**Supplied entries**
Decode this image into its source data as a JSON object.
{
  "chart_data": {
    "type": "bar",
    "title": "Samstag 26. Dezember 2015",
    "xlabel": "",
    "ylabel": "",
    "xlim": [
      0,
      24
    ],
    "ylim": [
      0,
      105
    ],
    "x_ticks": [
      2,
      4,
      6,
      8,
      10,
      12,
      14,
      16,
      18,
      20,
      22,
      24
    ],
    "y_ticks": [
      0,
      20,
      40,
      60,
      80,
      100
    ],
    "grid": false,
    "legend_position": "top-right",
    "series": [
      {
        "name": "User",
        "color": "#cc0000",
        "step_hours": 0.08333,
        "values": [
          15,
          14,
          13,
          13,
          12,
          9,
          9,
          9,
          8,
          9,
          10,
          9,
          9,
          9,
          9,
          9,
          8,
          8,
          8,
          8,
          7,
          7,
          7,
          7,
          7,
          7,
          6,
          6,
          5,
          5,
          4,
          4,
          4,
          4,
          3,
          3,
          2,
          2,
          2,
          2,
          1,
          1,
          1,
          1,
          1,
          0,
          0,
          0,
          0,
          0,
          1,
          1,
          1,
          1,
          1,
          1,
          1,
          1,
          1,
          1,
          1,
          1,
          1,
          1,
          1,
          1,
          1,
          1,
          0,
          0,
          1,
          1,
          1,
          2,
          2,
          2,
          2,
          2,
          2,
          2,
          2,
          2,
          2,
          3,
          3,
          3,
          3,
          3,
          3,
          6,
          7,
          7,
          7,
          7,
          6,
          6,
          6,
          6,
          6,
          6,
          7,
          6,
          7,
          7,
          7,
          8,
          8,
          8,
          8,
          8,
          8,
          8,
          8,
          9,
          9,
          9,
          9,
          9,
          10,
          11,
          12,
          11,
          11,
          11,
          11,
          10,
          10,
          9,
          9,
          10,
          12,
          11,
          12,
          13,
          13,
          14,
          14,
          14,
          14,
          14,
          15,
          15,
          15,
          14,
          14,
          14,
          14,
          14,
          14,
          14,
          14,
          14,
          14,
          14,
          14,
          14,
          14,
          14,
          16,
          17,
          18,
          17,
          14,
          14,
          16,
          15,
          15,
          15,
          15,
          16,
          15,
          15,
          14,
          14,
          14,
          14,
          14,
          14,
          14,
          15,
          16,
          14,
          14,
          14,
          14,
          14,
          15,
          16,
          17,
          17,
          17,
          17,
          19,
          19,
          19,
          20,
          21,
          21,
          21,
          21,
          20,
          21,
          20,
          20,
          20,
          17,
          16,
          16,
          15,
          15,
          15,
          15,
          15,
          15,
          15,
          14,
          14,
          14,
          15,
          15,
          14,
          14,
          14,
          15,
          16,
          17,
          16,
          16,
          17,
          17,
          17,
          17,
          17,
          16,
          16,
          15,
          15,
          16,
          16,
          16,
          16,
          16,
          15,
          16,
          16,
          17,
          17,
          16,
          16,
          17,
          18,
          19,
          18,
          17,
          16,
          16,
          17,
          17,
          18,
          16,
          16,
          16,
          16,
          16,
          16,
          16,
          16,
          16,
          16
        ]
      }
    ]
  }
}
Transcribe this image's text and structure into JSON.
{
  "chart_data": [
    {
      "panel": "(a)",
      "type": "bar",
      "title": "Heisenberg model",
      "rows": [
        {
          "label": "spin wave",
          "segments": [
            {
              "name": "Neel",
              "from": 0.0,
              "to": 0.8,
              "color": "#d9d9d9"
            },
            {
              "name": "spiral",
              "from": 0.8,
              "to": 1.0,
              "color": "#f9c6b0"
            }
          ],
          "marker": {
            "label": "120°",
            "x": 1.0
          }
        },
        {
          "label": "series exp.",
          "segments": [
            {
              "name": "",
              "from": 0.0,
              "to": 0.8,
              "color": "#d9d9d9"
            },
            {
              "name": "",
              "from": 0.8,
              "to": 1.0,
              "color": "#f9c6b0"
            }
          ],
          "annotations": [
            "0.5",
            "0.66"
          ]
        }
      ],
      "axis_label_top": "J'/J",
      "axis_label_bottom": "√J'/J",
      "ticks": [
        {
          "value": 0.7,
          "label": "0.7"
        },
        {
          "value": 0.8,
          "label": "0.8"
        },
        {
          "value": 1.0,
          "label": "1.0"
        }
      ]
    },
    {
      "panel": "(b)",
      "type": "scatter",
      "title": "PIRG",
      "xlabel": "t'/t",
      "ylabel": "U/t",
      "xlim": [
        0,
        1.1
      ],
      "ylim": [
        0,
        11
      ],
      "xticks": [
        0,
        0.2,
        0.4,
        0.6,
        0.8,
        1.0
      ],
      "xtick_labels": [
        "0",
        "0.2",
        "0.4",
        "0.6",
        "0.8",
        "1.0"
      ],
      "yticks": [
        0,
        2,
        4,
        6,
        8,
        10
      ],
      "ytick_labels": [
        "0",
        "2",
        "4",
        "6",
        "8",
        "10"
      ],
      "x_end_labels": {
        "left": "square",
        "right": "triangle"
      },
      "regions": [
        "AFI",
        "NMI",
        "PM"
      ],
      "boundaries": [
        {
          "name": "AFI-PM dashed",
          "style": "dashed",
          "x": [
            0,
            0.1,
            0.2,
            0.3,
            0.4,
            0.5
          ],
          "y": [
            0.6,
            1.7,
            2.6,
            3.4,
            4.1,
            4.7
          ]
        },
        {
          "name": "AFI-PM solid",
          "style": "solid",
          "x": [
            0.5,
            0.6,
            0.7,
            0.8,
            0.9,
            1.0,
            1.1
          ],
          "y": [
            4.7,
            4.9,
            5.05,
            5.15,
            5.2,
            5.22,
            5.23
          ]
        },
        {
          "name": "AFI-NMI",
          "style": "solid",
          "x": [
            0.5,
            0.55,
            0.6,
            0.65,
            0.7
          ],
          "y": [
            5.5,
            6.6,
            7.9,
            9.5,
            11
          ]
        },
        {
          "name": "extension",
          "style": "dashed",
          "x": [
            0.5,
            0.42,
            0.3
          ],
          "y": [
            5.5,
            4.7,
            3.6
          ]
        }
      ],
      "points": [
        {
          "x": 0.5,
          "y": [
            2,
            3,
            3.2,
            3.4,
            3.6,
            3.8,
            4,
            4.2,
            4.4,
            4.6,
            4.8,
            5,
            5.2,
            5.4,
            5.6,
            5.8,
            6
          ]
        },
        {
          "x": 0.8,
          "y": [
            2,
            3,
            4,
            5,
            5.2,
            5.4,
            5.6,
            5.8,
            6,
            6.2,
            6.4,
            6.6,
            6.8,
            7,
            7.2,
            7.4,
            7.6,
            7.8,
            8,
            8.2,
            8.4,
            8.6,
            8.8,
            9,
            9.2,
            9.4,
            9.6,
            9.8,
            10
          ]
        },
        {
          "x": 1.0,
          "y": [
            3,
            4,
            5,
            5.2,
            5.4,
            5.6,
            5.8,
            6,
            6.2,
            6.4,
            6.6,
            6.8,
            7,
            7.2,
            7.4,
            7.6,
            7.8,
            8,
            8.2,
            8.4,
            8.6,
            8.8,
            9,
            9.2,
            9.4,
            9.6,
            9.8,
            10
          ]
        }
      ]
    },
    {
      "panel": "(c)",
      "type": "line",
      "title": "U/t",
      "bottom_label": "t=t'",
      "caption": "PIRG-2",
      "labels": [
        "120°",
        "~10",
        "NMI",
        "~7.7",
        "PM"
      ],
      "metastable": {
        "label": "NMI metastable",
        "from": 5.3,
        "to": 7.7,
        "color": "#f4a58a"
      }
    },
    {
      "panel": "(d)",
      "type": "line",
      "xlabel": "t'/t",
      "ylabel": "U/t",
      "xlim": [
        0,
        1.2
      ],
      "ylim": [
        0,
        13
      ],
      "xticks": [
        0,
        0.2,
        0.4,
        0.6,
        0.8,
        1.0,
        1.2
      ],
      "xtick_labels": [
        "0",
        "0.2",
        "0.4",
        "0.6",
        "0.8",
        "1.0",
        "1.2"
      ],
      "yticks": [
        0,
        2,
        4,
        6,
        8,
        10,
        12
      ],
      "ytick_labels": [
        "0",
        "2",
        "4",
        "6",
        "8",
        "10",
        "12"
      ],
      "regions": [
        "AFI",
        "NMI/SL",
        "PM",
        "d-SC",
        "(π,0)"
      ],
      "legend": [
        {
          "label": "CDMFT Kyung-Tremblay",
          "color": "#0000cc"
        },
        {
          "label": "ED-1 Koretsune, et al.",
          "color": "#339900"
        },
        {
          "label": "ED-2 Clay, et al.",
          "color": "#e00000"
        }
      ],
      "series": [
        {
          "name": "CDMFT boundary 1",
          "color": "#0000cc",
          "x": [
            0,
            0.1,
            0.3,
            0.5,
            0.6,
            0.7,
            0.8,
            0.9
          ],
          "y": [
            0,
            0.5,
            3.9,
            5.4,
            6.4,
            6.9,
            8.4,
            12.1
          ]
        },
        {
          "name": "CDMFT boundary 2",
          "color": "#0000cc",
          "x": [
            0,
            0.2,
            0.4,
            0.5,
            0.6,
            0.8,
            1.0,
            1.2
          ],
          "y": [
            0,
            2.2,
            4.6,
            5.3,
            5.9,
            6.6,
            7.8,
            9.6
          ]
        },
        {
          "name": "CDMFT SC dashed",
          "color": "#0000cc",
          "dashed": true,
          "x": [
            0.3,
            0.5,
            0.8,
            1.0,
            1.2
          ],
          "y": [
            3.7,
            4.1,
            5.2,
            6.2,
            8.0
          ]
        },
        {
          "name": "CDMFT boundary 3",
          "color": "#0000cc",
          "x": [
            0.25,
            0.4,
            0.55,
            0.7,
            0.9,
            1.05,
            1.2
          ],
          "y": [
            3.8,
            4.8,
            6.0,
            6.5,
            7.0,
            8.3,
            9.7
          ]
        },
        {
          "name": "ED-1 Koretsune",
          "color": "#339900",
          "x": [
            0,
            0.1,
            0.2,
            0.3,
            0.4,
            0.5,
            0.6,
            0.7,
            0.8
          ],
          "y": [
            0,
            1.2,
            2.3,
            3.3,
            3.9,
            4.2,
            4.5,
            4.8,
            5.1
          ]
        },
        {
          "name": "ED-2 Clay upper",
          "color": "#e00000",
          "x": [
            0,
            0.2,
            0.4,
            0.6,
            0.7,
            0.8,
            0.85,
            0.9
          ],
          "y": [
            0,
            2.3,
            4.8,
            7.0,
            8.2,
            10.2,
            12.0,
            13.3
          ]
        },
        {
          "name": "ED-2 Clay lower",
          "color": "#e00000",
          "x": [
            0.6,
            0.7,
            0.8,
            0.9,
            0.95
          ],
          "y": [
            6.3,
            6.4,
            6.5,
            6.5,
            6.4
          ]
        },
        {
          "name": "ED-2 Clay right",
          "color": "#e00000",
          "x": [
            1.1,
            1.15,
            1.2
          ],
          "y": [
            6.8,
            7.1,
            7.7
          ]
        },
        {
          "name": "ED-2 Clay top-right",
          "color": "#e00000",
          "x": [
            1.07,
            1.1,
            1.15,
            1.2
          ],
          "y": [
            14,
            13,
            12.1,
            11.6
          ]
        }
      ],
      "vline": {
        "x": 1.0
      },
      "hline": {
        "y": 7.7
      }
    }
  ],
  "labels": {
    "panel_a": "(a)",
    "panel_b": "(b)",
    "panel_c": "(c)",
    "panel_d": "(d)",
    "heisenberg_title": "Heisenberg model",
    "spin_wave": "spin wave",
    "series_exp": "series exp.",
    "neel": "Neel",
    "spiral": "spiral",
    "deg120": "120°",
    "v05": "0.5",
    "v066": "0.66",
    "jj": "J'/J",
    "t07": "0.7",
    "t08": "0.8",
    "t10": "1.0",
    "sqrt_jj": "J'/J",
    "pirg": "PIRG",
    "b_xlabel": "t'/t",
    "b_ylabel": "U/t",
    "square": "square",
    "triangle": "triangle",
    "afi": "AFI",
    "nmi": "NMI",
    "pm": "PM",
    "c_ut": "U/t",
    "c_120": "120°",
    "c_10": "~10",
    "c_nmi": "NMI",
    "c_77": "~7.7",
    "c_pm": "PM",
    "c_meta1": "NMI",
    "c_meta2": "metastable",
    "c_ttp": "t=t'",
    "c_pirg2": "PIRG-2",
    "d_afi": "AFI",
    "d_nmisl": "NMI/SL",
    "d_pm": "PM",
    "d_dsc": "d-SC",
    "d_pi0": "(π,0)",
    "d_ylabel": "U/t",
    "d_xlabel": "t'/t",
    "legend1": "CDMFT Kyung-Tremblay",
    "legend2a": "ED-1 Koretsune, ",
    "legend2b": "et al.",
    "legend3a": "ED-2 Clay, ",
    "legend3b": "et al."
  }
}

**Given task**
Only lines with "this" are wanted here; list each of them.

**Result below**
Decode this image into its source data as a JSON object.
Transcribe this image's text and structure into JSON.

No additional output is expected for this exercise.